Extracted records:
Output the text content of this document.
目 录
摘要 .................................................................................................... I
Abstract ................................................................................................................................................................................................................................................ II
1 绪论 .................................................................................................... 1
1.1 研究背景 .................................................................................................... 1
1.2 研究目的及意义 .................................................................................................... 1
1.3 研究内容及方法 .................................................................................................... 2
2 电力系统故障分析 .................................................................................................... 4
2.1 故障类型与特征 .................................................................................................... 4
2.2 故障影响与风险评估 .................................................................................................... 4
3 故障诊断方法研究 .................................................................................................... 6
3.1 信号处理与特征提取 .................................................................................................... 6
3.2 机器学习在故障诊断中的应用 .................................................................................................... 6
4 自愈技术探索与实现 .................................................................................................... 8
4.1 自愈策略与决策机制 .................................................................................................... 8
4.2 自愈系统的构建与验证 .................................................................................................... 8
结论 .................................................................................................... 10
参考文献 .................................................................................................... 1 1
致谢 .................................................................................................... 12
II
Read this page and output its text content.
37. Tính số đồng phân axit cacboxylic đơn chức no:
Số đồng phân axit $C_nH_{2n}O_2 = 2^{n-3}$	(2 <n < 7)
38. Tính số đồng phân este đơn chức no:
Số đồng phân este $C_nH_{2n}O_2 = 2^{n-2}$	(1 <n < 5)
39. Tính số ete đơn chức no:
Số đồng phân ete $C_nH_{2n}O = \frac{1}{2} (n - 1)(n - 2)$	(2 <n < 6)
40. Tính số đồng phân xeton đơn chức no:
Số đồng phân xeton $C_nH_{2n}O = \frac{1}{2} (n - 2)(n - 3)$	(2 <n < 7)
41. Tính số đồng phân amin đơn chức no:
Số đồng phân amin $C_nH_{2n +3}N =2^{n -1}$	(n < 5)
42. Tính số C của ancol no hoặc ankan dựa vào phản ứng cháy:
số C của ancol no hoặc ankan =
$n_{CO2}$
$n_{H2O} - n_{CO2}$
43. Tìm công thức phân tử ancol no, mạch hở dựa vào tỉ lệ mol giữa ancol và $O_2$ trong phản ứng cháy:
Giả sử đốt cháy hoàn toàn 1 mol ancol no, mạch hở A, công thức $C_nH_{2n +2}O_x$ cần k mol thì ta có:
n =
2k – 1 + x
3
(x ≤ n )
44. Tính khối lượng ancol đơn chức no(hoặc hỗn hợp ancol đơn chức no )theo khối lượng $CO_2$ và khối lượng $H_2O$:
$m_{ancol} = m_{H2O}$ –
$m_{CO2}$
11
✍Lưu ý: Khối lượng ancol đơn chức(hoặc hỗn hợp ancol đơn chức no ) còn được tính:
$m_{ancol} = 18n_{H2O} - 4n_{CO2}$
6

**Job**
Where a line of the material above holds the string "ankan", copy that line.

**Exercise solution**
42. Tính số C của ancol no hoặc ankan dựa vào phản ứng cháy:
số C của ancol no hoặc ankan =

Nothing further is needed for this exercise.